■ Do this
Set out each line from the following listing that includes the word "para".

Stored records:
--------------------------------

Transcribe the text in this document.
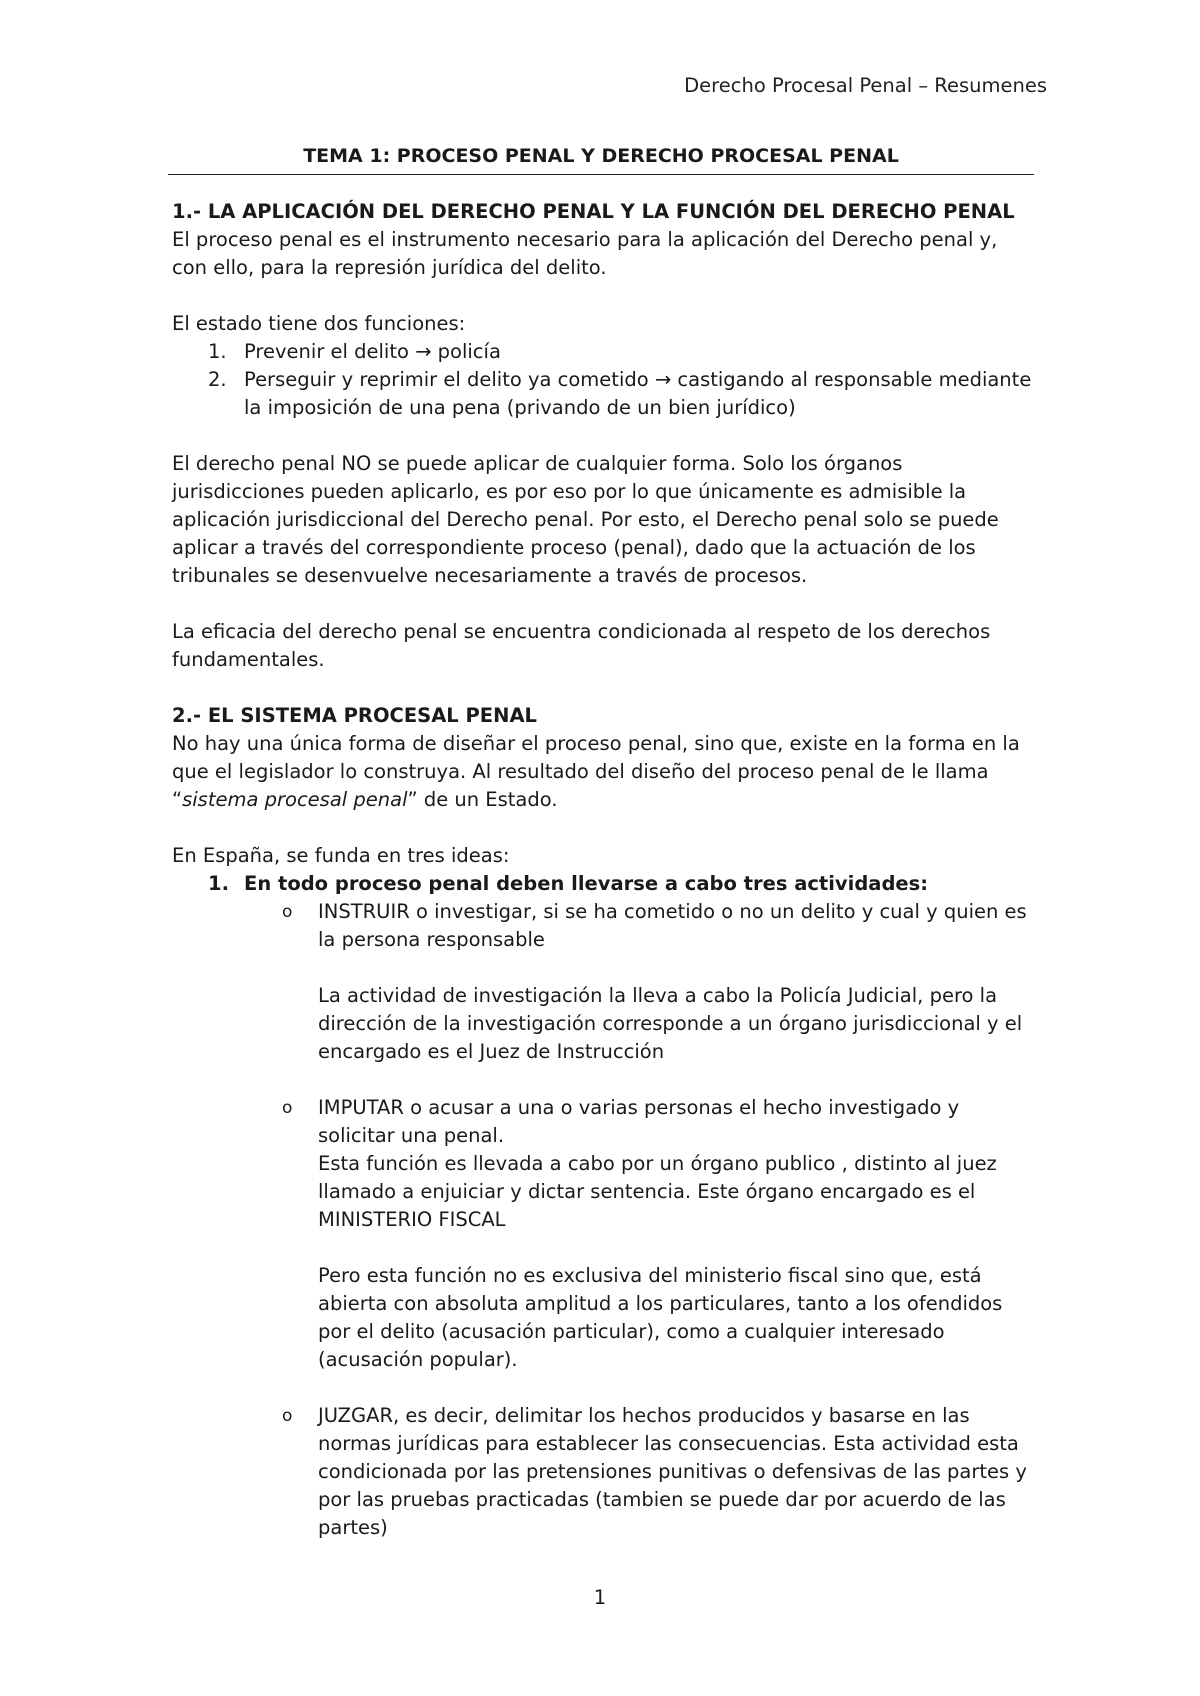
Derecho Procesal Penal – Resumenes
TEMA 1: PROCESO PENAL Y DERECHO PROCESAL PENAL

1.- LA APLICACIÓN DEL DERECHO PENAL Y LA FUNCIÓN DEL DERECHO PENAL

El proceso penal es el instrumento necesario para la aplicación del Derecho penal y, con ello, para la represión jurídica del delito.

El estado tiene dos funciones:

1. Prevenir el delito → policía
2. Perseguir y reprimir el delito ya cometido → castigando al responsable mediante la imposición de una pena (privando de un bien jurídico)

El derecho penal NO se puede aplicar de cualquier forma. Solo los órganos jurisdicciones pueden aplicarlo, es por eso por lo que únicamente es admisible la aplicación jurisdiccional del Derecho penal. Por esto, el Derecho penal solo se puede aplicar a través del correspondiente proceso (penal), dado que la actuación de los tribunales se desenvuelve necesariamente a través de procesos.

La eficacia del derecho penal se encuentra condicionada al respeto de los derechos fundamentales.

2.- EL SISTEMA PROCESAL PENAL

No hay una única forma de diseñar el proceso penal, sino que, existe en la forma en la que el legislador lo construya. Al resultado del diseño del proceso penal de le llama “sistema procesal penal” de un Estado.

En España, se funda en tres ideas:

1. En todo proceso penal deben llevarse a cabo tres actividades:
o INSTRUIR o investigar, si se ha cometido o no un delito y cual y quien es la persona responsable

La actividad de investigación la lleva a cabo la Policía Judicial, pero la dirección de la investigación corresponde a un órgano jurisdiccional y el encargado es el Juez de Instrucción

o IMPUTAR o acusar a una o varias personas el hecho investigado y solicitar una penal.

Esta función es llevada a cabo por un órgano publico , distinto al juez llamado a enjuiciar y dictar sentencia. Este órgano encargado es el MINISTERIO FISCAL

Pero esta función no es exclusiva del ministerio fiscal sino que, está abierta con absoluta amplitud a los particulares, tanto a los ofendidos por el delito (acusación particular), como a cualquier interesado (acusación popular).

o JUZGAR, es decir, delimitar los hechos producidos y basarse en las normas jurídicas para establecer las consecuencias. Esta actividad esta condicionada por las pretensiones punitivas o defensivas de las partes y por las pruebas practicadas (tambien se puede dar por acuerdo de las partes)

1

--------------------------------

■ Exercise result
El proceso penal es el instrumento necesario para la aplicación del Derecho penal y, con ello, para la represión jurídica del delito.
o JUZGAR, es decir, delimitar los hechos producidos y basarse en las normas jurídicas para establecer las consecuencias. Esta actividad esta condicionada por las pretensiones punitivas o defensivas de las partes y por las pruebas practicadas (tambien se puede dar por acuerdo de las partes)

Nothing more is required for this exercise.